# Start of Provided material
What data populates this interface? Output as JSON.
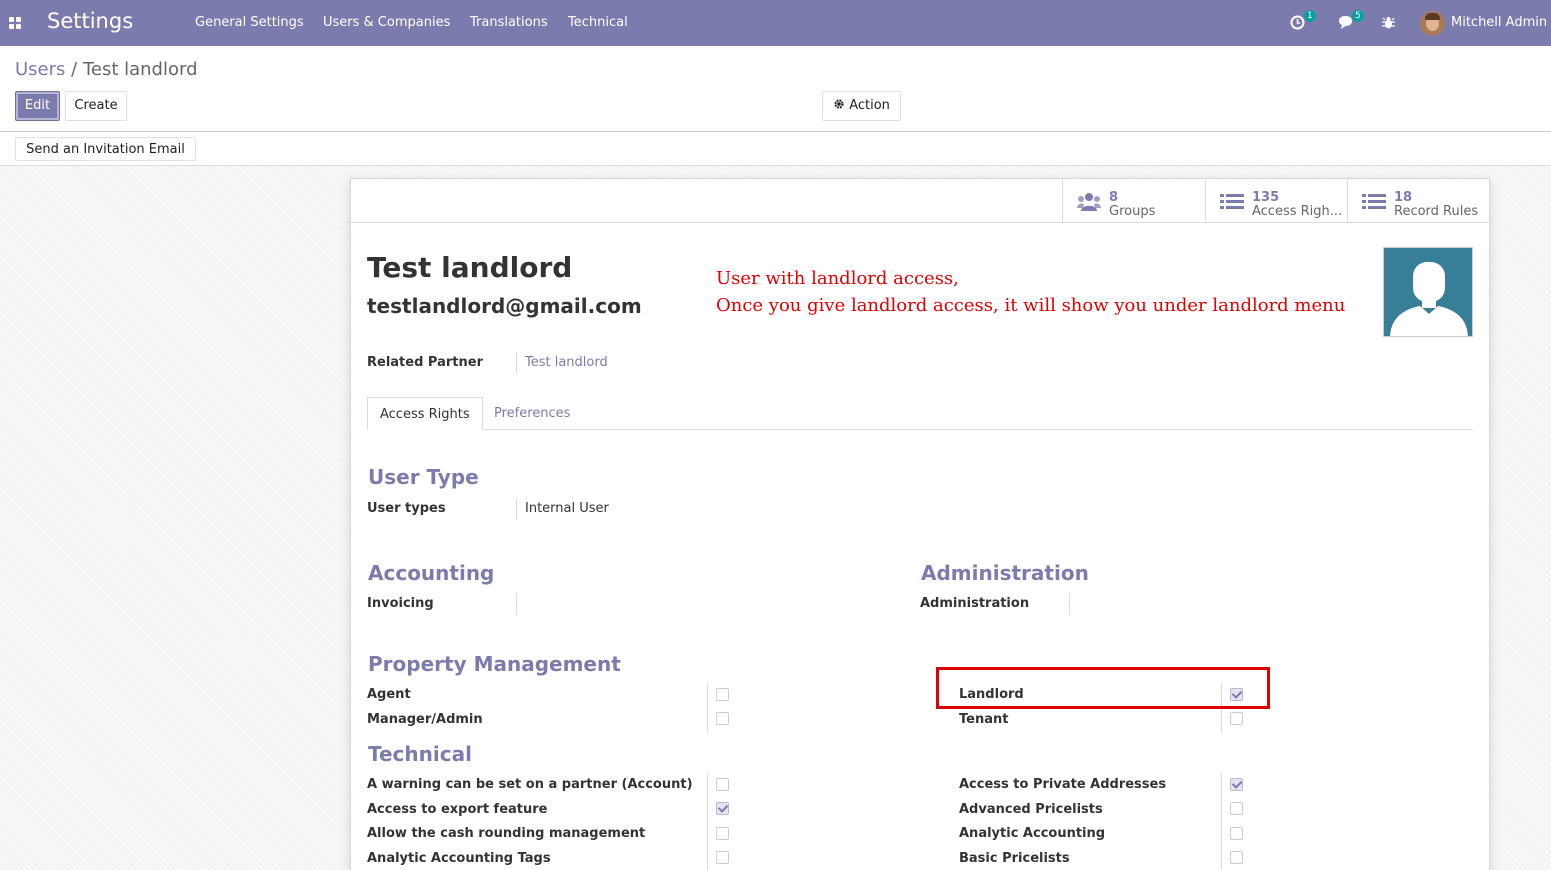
{
  "navbar": {
    "app_title": "Settings",
    "menus": [
      "General Settings",
      "Users & Companies",
      "Translations",
      "Technical"
    ],
    "activity_count": "1",
    "messages_count": "5",
    "user_name": "Mitchell Admin",
    "brand_color": "#7c7bad",
    "badge_color": "#00a09d"
  },
  "breadcrumb": {
    "parent": "Users",
    "separator": "/",
    "current": "Test landlord"
  },
  "toolbar": {
    "edit": "Edit",
    "create": "Create",
    "action": "Action",
    "invite": "Send an Invitation Email"
  },
  "smart_buttons": [
    {
      "value": "8",
      "label": "Groups",
      "icon": "users-icon"
    },
    {
      "value": "135",
      "label": "Access Righ...",
      "icon": "list-icon"
    },
    {
      "value": "18",
      "label": "Record Rules",
      "icon": "list-icon"
    }
  ],
  "user": {
    "name": "Test landlord",
    "email": "testlandlord@gmail.com"
  },
  "annotation": {
    "line1": "User with landlord access,",
    "line2": "Once you give landlord access, it will show you under landlord menu",
    "color": "#e00000"
  },
  "related_partner": {
    "label": "Related Partner",
    "value": "Test landlord"
  },
  "tabs": [
    "Access Rights",
    "Preferences"
  ],
  "user_type": {
    "title": "User Type",
    "label": "User types",
    "value": "Internal User"
  },
  "accounting": {
    "title": "Accounting",
    "label": "Invoicing",
    "value": ""
  },
  "administration": {
    "title": "Administration",
    "label": "Administration",
    "value": ""
  },
  "property_management": {
    "title": "Property Management",
    "items": [
      {
        "label": "Agent",
        "checked": false
      },
      {
        "label": "Manager/Admin",
        "checked": false
      },
      {
        "label": "Landlord",
        "checked": true
      },
      {
        "label": "Tenant",
        "checked": false
      }
    ]
  },
  "technical": {
    "title": "Technical",
    "items": [
      {
        "label": "A warning can be set on a partner (Account)",
        "checked": false
      },
      {
        "label": "Access to export feature",
        "checked": true
      },
      {
        "label": "Allow the cash rounding management",
        "checked": false
      },
      {
        "label": "Analytic Accounting Tags",
        "checked": false
      },
      {
        "label": "Access to Private Addresses",
        "checked": true
      },
      {
        "label": "Advanced Pricelists",
        "checked": false
      },
      {
        "label": "Analytic Accounting",
        "checked": false
      },
      {
        "label": "Basic Pricelists",
        "checked": false
      }
    ]
  }
}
# End of Provided material
_Exercise goal:_
Set the entries down again exactly. Do not include the images.

_Exercise solution:_
What data populates this interface? Output as JSON.
{
  "navbar": {
    "app_title": "Settings",
    "menus": [
      "General Settings",
      "Users & Companies",
      "Translations",
      "Technical"
    ],
    "activity_count": "1",
    "messages_count": "5",
    "user_name": "Mitchell Admin",
    "brand_color": "#7c7bad",
    "badge_color": "#00a09d"
  },
  "breadcrumb": {
    "parent": "Users",
    "separator": "/",
    "current": "Test landlord"
  },
  "toolbar": {
    "edit": "Edit",
    "create": "Create",
    "action": "Action",
    "invite": "Send an Invitation Email"
  },
  "smart_buttons": [
    {
      "value": "8",
      "label": "Groups",
      "icon": "users-icon"
    },
    {
      "value": "135",
      "label": "Access Righ...",
      "icon": "list-icon"
    },
    {
      "value": "18",
      "label": "Record Rules",
      "icon": "list-icon"
    }
  ],
  "user": {
    "name": "Test landlord",
    "email": "testlandlord@gmail.com"
  },
  "annotation": {
    "line1": "User with landlord access,",
    "line2": "Once you give landlord access, it will show you under landlord menu",
    "color": "#e00000"
  },
  "related_partner": {
    "label": "Related Partner",
    "value": "Test landlord"
  },
  "tabs": [
    "Access Rights",
    "Preferences"
  ],
  "user_type": {
    "title": "User Type",
    "label": "User types",
    "value": "Internal User"
  },
  "accounting": {
    "title": "Accounting",
    "label": "Invoicing",
    "value": ""
  },
  "administration": {
    "title": "Administration",
    "label": "Administration",
    "value": ""
  },
  "property_management": {
    "title": "Property Management",
    "items": [
      {
        "label": "Agent",
        "checked": false
      },
      {
        "label": "Manager/Admin",
        "checked": false
      },
      {
        "label": "Landlord",
        "checked": true
      },
      {
        "label": "Tenant",
        "checked": false
      }
    ]
  },
  "technical": {
    "title": "Technical",
    "items": [
      {
        "label": "A warning can be set on a partner (Account)",
        "checked": false
      },
      {
        "label": "Access to export feature",
        "checked": true
      },
      {
        "label": "Allow the cash rounding management",
        "checked": false
      },
      {
        "label": "Analytic Accounting Tags",
        "checked": false
      },
      {
        "label": "Access to Private Addresses",
        "checked": true
      },
      {
        "label": "Advanced Pricelists",
        "checked": false
      },
      {
        "label": "Analytic Accounting",
        "checked": false
      },
      {
        "label": "Basic Pricelists",
        "checked": false
      }
    ]
  }
}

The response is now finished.